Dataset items

BEGIN

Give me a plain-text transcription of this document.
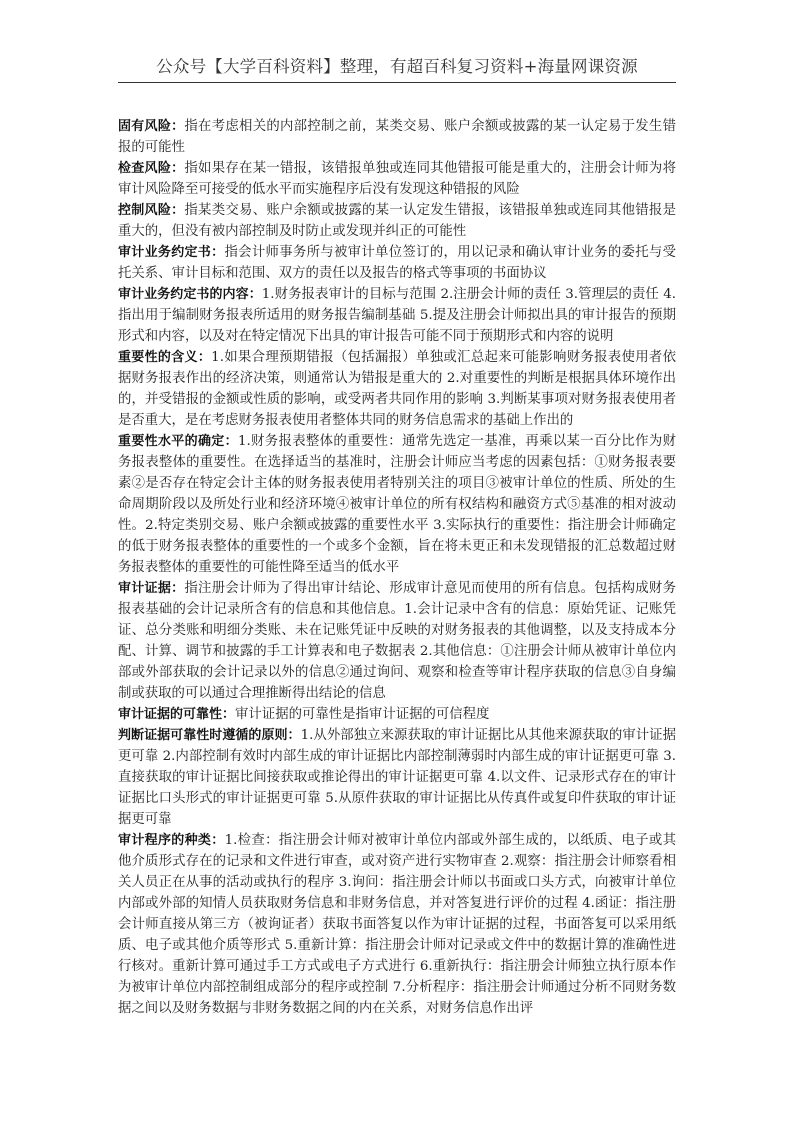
公众号【大学百科资料】整理，有超百科复习资料+海量网课资源

固有风险：指在考虑相关的内部控制之前，某类交易、账户余额或披露的某一认定易于发生错报的可能性

检查风险：指如果存在某一错报，该错报单独或连同其他错报可能是重大的，注册会计师为将审计风险降至可接受的低水平而实施程序后没有发现这种错报的风险

控制风险：指某类交易、账户余额或披露的某一认定发生错报，该错报单独或连同其他错报是重大的，但没有被内部控制及时防止或发现并纠正的可能性

审计业务约定书：指会计师事务所与被审计单位签订的，用以记录和确认审计业务的委托与受托关系、审计目标和范围、双方的责任以及报告的格式等事项的书面协议

审计业务约定书的内容：1.财务报表审计的目标与范围 2.注册会计师的责任 3.管理层的责任 4.指出用于编制财务报表所适用的财务报告编制基础 5.提及注册会计师拟出具的审计报告的预期形式和内容，以及对在特定情况下出具的审计报告可能不同于预期形式和内容的说明

重要性的含义：1.如果合理预期错报（包括漏报）单独或汇总起来可能影响财务报表使用者依据财务报表作出的经济决策，则通常认为错报是重大的 2.对重要性的判断是根据具体环境作出的，并受错报的金额或性质的影响，或受两者共同作用的影响 3.判断某事项对财务报表使用者是否重大，是在考虑财务报表使用者整体共同的财务信息需求的基础上作出的

重要性水平的确定：1.财务报表整体的重要性：通常先选定一基准，再乘以某一百分比作为财务报表整体的重要性。在选择适当的基准时，注册会计师应当考虑的因素包括：①财务报表要素②是否存在特定会计主体的财务报表使用者特别关注的项目③被审计单位的性质、所处的生命周期阶段以及所处行业和经济环境④被审计单位的所有权结构和融资方式⑤基准的相对波动性。2.特定类别交易、账户余额或披露的重要性水平 3.实际执行的重要性：指注册会计师确定的低于财务报表整体的重要性的一个或多个金额，旨在将未更正和未发现错报的汇总数超过财务报表整体的重要性的可能性降至适当的低水平

审计证据：指注册会计师为了得出审计结论、形成审计意见而使用的所有信息。包括构成财务报表基础的会计记录所含有的信息和其他信息。1.会计记录中含有的信息：原始凭证、记账凭证、总分类账和明细分类账、未在记账凭证中反映的对财务报表的其他调整，以及支持成本分配、计算、调节和披露的手工计算表和电子数据表 2.其他信息：①注册会计师从被审计单位内部或外部获取的会计记录以外的信息②通过询问、观察和检查等审计程序获取的信息③自身编制或获取的可以通过合理推断得出结论的信息

审计证据的可靠性：审计证据的可靠性是指审计证据的可信程度

判断证据可靠性时遵循的原则：1.从外部独立来源获取的审计证据比从其他来源获取的审计证据更可靠 2.内部控制有效时内部生成的审计证据比内部控制薄弱时内部生成的审计证据更可靠 3.直接获取的审计证据比间接获取或推论得出的审计证据更可靠 4.以文件、记录形式存在的审计证据比口头形式的审计证据更可靠 5.从原件获取的审计证据比从传真件或复印件获取的审计证据更可靠

审计程序的种类：1.检查：指注册会计师对被审计单位内部或外部生成的，以纸质、电子或其他介质形式存在的记录和文件进行审查，或对资产进行实物审查 2.观察：指注册会计师察看相关人员正在从事的活动或执行的程序 3.询问：指注册会计师以书面或口头方式，向被审计单位内部或外部的知情人员获取财务信息和非财务信息，并对答复进行评价的过程 4.函证：指注册会计师直接从第三方（被询证者）获取书面答复以作为审计证据的过程，书面答复可以采用纸质、电子或其他介质等形式 5.重新计算：指注册会计师对记录或文件中的数据计算的准确性进行核对。重新计算可通过手工方式或电子方式进行 6.重新执行：指注册会计师独立执行原本作为被审计单位内部控制组成部分的程序或控制 7.分析程序：指注册会计师通过分析不同财务数据之间以及财务数据与非财务数据之间的内在关系，对财务信息作出评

END

### Problem statement:
Without including any pictures, output all the entries above exactly.

### Expected output:
Give me a plain-text transcription of this document.
公众号【大学百科资料】整理，有超百科复习资料+海量网课资源

固有风险：指在考虑相关的内部控制之前，某类交易、账户余额或披露的某一认定易于发生错报的可能性

检查风险：指如果存在某一错报，该错报单独或连同其他错报可能是重大的，注册会计师为将审计风险降至可接受的低水平而实施程序后没有发现这种错报的风险

控制风险：指某类交易、账户余额或披露的某一认定发生错报，该错报单独或连同其他错报是重大的，但没有被内部控制及时防止或发现并纠正的可能性

审计业务约定书：指会计师事务所与被审计单位签订的，用以记录和确认审计业务的委托与受托关系、审计目标和范围、双方的责任以及报告的格式等事项的书面协议

审计业务约定书的内容：1.财务报表审计的目标与范围 2.注册会计师的责任 3.管理层的责任 4.指出用于编制财务报表所适用的财务报告编制基础 5.提及注册会计师拟出具的审计报告的预期形式和内容，以及对在特定情况下出具的审计报告可能不同于预期形式和内容的说明

重要性的含义：1.如果合理预期错报（包括漏报）单独或汇总起来可能影响财务报表使用者依据财务报表作出的经济决策，则通常认为错报是重大的 2.对重要性的判断是根据具体环境作出的，并受错报的金额或性质的影响，或受两者共同作用的影响 3.判断某事项对财务报表使用者是否重大，是在考虑财务报表使用者整体共同的财务信息需求的基础上作出的

重要性水平的确定：1.财务报表整体的重要性：通常先选定一基准，再乘以某一百分比作为财务报表整体的重要性。在选择适当的基准时，注册会计师应当考虑的因素包括：①财务报表要素②是否存在特定会计主体的财务报表使用者特别关注的项目③被审计单位的性质、所处的生命周期阶段以及所处行业和经济环境④被审计单位的所有权结构和融资方式⑤基准的相对波动性。2.特定类别交易、账户余额或披露的重要性水平 3.实际执行的重要性：指注册会计师确定的低于财务报表整体的重要性的一个或多个金额，旨在将未更正和未发现错报的汇总数超过财务报表整体的重要性的可能性降至适当的低水平

审计证据：指注册会计师为了得出审计结论、形成审计意见而使用的所有信息。包括构成财务报表基础的会计记录所含有的信息和其他信息。1.会计记录中含有的信息：原始凭证、记账凭证、总分类账和明细分类账、未在记账凭证中反映的对财务报表的其他调整，以及支持成本分配、计算、调节和披露的手工计算表和电子数据表 2.其他信息：①注册会计师从被审计单位内部或外部获取的会计记录以外的信息②通过询问、观察和检查等审计程序获取的信息③自身编制或获取的可以通过合理推断得出结论的信息

审计证据的可靠性：审计证据的可靠性是指审计证据的可信程度

判断证据可靠性时遵循的原则：1.从外部独立来源获取的审计证据比从其他来源获取的审计证据更可靠 2.内部控制有效时内部生成的审计证据比内部控制薄弱时内部生成的审计证据更可靠 3.直接获取的审计证据比间接获取或推论得出的审计证据更可靠 4.以文件、记录形式存在的审计证据比口头形式的审计证据更可靠 5.从原件获取的审计证据比从传真件或复印件获取的审计证据更可靠

审计程序的种类：1.检查：指注册会计师对被审计单位内部或外部生成的，以纸质、电子或其他介质形式存在的记录和文件进行审查，或对资产进行实物审查 2.观察：指注册会计师察看相关人员正在从事的活动或执行的程序 3.询问：指注册会计师以书面或口头方式，向被审计单位内部或外部的知情人员获取财务信息和非财务信息，并对答复进行评价的过程 4.函证：指注册会计师直接从第三方（被询证者）获取书面答复以作为审计证据的过程，书面答复可以采用纸质、电子或其他介质等形式 5.重新计算：指注册会计师对记录或文件中的数据计算的准确性进行核对。重新计算可通过手工方式或电子方式进行 6.重新执行：指注册会计师独立执行原本作为被审计单位内部控制组成部分的程序或控制 7.分析程序：指注册会计师通过分析不同财务数据之间以及财务数据与非财务数据之间的内在关系，对财务信息作出评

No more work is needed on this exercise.